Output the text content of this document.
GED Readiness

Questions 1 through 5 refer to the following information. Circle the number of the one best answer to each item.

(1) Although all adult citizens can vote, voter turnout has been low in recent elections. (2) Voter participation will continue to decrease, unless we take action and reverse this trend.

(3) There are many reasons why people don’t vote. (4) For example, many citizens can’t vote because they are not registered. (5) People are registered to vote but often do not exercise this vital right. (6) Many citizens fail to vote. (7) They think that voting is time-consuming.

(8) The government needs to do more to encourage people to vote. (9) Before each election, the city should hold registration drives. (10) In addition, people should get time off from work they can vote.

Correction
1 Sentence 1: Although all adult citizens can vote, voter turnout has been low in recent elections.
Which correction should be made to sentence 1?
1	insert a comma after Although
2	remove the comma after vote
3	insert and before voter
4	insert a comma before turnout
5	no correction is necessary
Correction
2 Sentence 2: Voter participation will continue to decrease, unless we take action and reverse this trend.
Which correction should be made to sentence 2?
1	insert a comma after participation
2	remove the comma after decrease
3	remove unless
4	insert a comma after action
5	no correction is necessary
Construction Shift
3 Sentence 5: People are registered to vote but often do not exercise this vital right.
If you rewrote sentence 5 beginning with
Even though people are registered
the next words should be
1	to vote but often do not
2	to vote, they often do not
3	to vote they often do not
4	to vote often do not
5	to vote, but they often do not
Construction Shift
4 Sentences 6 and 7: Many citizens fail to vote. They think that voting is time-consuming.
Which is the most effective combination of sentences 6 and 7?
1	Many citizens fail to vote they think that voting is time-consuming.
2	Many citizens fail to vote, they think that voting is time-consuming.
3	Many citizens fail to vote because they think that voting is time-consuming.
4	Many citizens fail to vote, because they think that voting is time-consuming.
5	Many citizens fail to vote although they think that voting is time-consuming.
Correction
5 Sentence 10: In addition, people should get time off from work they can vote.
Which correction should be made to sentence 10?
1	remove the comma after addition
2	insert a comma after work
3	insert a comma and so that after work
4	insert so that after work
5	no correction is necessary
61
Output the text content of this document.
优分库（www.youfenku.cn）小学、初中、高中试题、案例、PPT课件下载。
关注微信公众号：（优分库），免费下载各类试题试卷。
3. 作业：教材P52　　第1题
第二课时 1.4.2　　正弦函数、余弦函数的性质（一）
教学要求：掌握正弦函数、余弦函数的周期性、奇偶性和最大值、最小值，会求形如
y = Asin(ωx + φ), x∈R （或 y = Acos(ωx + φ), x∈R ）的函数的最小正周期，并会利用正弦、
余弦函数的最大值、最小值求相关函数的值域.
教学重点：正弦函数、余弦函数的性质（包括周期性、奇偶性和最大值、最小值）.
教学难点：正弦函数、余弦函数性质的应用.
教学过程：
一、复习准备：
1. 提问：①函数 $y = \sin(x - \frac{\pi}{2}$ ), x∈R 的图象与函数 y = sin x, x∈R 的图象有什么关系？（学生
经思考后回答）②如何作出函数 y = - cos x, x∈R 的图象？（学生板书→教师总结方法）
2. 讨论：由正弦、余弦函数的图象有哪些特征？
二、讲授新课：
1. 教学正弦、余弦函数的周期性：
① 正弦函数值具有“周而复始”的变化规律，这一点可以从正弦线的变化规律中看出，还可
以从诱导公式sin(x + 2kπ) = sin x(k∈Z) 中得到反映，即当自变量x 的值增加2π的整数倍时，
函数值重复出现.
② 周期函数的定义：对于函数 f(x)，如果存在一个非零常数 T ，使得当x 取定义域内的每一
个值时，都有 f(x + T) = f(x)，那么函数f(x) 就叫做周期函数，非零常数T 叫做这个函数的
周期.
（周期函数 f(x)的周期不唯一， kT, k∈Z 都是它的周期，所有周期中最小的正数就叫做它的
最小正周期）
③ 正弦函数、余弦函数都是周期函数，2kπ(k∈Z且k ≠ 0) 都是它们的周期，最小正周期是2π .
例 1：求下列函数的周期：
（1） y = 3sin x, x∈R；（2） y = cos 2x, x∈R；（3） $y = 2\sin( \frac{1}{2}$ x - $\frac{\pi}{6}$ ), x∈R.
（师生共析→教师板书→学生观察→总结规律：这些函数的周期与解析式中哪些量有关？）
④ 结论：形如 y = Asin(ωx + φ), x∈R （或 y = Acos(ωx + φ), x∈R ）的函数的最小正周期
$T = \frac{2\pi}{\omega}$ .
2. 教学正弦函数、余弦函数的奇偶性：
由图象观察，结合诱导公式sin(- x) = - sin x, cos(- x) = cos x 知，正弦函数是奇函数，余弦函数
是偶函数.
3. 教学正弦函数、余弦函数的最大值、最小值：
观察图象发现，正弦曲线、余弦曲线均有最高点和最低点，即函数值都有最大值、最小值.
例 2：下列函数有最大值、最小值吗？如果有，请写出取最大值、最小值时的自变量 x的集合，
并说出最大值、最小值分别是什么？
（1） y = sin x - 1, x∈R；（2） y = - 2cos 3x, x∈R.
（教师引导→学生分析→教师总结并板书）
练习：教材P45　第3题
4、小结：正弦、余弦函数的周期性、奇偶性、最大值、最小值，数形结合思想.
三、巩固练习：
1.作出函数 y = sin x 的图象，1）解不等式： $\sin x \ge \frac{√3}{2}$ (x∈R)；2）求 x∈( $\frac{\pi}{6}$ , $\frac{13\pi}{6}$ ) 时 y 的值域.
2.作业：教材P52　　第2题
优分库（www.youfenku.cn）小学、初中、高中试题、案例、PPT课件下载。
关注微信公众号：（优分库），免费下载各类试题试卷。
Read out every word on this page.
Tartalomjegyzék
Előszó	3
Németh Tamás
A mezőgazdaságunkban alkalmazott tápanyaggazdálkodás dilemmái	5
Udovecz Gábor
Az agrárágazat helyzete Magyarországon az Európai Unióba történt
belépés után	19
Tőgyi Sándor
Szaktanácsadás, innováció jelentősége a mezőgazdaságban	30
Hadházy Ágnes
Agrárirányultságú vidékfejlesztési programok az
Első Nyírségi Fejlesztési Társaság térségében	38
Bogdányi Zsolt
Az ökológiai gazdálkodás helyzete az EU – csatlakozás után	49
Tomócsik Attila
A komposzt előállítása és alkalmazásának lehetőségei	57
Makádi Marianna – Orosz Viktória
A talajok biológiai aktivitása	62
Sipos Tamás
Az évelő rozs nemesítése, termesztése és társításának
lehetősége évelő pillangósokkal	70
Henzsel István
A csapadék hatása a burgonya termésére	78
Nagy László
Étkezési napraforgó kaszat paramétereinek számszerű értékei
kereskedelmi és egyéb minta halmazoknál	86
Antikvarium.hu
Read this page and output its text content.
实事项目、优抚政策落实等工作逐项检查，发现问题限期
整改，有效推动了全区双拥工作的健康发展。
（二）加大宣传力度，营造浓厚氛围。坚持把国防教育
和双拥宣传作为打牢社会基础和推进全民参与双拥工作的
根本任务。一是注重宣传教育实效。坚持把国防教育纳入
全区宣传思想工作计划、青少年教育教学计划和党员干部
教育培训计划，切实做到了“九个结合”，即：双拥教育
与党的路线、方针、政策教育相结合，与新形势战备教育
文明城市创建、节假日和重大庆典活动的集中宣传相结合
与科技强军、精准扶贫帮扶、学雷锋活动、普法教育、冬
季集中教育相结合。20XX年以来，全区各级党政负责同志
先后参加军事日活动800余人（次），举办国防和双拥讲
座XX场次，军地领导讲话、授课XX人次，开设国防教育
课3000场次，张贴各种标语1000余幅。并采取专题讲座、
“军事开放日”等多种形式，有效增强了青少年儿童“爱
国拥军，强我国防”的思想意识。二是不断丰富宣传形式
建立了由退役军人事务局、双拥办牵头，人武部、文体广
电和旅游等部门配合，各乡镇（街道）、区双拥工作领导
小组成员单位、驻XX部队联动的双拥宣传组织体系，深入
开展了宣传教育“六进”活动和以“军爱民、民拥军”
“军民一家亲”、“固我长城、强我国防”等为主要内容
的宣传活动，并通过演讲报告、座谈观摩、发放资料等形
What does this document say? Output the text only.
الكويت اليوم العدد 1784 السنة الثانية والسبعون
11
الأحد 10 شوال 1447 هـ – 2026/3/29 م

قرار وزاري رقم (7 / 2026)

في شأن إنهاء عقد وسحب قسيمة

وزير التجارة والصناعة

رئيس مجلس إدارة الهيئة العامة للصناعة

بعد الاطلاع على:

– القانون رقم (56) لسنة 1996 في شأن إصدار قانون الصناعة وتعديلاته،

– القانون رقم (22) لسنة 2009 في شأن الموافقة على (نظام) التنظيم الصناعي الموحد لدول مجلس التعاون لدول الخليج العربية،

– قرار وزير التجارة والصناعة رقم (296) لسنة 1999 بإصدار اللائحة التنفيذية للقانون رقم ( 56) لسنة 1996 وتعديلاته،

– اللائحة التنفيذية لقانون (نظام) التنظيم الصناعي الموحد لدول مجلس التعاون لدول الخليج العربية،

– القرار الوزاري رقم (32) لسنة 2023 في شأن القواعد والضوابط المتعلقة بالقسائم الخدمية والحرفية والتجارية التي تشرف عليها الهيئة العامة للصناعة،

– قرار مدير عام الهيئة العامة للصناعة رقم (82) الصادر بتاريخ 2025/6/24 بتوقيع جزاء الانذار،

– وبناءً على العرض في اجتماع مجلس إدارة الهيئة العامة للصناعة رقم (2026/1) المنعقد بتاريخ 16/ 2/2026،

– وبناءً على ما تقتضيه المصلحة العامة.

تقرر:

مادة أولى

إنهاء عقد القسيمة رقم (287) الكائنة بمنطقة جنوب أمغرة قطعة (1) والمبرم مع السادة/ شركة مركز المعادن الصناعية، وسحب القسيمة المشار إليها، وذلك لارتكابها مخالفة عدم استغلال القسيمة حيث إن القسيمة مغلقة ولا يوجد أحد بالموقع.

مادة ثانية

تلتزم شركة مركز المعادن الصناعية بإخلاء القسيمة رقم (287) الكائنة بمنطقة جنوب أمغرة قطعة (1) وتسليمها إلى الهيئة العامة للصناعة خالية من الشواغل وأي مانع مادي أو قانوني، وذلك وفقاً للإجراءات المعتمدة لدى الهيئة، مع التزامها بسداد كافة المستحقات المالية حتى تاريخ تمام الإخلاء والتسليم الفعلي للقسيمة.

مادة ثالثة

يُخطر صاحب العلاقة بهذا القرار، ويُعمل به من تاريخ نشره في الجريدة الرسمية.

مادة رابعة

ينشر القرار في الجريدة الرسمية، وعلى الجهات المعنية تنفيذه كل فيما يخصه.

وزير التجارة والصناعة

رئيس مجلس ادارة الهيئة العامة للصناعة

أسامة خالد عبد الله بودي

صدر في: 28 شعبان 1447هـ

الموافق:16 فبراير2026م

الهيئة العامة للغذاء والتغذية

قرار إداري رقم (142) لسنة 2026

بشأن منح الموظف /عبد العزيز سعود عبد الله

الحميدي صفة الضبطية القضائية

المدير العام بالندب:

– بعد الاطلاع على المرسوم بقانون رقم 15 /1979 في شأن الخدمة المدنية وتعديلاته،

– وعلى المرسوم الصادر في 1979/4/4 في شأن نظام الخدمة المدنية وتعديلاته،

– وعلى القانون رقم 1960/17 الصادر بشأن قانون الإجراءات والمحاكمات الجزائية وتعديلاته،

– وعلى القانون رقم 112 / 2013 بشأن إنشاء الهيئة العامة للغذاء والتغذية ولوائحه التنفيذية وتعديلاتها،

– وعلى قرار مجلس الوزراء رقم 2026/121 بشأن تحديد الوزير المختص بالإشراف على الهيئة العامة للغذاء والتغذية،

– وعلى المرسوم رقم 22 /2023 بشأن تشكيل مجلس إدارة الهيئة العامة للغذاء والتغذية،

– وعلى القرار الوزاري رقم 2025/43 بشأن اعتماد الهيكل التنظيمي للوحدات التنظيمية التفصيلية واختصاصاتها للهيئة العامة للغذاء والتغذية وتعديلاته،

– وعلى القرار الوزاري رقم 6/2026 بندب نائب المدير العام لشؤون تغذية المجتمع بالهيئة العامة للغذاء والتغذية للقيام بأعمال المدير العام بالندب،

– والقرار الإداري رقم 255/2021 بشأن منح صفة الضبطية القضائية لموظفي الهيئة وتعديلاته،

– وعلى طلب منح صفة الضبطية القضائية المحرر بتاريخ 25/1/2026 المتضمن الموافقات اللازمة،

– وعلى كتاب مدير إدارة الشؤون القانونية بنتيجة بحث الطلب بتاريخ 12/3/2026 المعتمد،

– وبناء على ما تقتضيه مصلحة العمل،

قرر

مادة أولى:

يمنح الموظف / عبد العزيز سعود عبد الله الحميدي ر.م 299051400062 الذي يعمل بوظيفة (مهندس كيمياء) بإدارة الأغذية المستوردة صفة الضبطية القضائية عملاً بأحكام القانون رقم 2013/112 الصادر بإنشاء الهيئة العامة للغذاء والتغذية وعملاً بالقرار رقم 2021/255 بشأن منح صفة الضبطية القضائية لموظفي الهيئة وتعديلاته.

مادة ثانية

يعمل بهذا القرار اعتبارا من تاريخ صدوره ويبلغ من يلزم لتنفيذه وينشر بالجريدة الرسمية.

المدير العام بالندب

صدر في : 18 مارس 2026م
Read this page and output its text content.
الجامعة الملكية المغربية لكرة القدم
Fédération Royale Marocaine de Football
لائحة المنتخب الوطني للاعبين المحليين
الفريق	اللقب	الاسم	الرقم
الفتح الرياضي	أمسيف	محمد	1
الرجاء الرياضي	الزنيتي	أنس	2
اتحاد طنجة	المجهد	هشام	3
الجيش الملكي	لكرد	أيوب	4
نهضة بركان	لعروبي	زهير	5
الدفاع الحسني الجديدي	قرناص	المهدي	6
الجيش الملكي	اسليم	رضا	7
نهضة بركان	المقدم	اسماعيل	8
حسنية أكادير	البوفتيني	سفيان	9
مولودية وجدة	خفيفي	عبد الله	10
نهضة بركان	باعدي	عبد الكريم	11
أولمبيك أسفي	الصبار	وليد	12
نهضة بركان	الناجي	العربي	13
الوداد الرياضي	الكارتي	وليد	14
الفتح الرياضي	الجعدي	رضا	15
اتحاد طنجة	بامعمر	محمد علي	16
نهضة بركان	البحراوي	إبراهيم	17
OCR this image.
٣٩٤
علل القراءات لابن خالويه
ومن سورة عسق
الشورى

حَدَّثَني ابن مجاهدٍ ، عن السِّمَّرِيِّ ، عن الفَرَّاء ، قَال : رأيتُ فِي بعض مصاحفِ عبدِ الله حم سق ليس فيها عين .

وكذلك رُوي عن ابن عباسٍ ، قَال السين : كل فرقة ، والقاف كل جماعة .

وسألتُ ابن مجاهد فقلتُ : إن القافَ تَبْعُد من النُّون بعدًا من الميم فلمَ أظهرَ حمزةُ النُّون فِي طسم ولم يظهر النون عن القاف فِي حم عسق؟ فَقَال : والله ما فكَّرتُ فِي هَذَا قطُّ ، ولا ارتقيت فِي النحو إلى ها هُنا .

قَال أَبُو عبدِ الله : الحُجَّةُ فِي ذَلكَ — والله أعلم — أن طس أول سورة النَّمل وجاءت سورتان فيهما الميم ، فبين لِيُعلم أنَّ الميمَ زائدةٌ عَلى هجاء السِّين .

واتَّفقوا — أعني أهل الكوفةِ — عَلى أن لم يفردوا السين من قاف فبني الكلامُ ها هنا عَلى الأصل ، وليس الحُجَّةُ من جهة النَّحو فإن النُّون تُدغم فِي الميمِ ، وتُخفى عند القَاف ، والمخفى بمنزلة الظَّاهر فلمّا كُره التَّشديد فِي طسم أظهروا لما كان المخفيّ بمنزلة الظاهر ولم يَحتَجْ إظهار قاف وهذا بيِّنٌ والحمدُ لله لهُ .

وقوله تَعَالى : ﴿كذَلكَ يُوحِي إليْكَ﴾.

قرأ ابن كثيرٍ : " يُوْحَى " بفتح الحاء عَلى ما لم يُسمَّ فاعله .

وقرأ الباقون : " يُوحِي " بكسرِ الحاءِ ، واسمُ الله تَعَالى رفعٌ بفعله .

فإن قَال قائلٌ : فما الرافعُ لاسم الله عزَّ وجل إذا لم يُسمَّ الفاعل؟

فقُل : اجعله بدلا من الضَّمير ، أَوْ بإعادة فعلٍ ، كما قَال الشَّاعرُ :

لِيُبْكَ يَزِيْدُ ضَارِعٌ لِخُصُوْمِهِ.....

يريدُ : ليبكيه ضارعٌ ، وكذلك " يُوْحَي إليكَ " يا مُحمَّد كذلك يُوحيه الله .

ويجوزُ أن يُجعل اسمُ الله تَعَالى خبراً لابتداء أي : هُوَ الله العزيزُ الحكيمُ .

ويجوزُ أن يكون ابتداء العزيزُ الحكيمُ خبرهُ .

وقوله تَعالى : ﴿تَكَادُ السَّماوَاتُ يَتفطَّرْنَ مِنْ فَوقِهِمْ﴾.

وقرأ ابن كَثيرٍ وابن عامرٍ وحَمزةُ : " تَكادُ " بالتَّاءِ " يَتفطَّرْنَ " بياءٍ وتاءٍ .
---
→ Aim of the exercise
Extract, from the material above, each line holding the word "وبناء".

→ Exercise solution
– وبناءً على العرض في اجتماع مجلس إدارة الهيئة العامة للصناعة رقم (2026/1) المنعقد بتاريخ 16/ 2/2026،
– وبناءً على ما تقتضيه المصلحة العامة.
– وبناء على ما تقتضيه مصلحة العمل،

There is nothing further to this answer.